Below is a listing; write it out exactly and drop any images from it.

■ ■ ■

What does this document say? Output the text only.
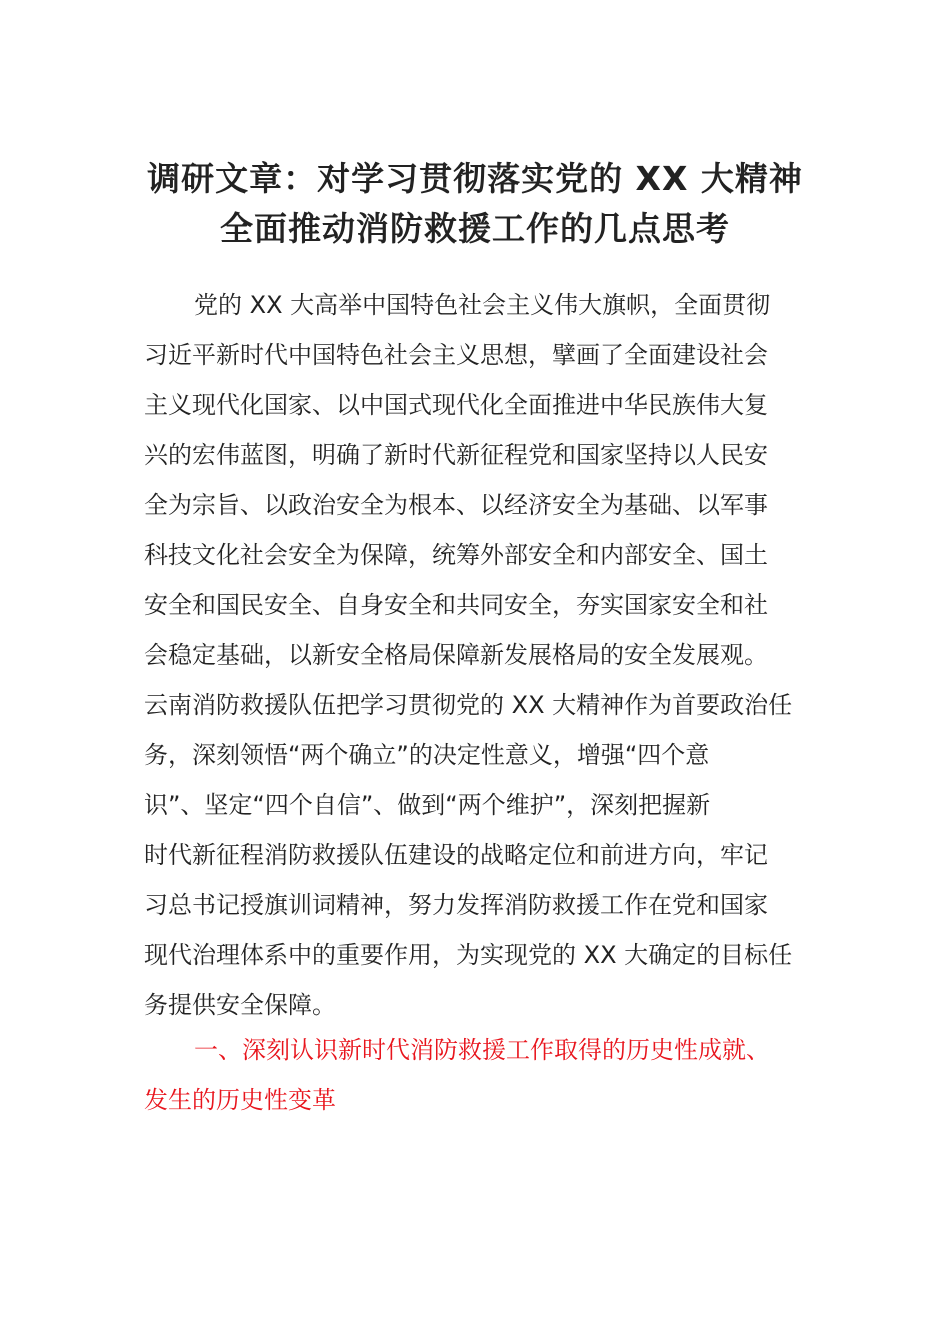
调研文章：对学习贯彻落实党的 XX 大精神
全面推动消防救援工作的几点思考
党的 XX 大高举中国特色社会主义伟大旗帜，全面贯彻
习近平新时代中国特色社会主义思想，擘画了全面建设社会
主义现代化国家、以中国式现代化全面推进中华民族伟大复
兴的宏伟蓝图，明确了新时代新征程党和国家坚持以人民安
全为宗旨、以政治安全为根本、以经济安全为基础、以军事
科技文化社会安全为保障，统筹外部安全和内部安全、国土
安全和国民安全、自身安全和共同安全，夯实国家安全和社
会稳定基础，以新安全格局保障新发展格局的安全发展观。
云南消防救援队伍把学习贯彻党的 XX 大精神作为首要政治任
务，深刻领悟“两个确立”的决定性意义，增强“四个意
识”、坚定“四个自信”、做到“两个维护”，深刻把握新
时代新征程消防救援队伍建设的战略定位和前进方向，牢记
习总书记授旗训词精神，努力发挥消防救援工作在党和国家
现代治理体系中的重要作用，为实现党的 XX 大确定的目标任
务提供安全保障。
一、深刻认识新时代消防救援工作取得的历史性成就、
发生的历史性变革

■ ■ ■

RESPONSE TO THE EXERCISE:
What does this document say? Output the text only.
调研文章：对学习贯彻落实党的 XX 大精神
全面推动消防救援工作的几点思考
党的 XX 大高举中国特色社会主义伟大旗帜，全面贯彻
习近平新时代中国特色社会主义思想，擘画了全面建设社会
主义现代化国家、以中国式现代化全面推进中华民族伟大复
兴的宏伟蓝图，明确了新时代新征程党和国家坚持以人民安
全为宗旨、以政治安全为根本、以经济安全为基础、以军事
科技文化社会安全为保障，统筹外部安全和内部安全、国土
安全和国民安全、自身安全和共同安全，夯实国家安全和社
会稳定基础，以新安全格局保障新发展格局的安全发展观。
云南消防救援队伍把学习贯彻党的 XX 大精神作为首要政治任
务，深刻领悟“两个确立”的决定性意义，增强“四个意
识”、坚定“四个自信”、做到“两个维护”，深刻把握新
时代新征程消防救援队伍建设的战略定位和前进方向，牢记
习总书记授旗训词精神，努力发挥消防救援工作在党和国家
现代治理体系中的重要作用，为实现党的 XX 大确定的目标任
务提供安全保障。
一、深刻认识新时代消防救援工作取得的历史性成就、
发生的历史性变革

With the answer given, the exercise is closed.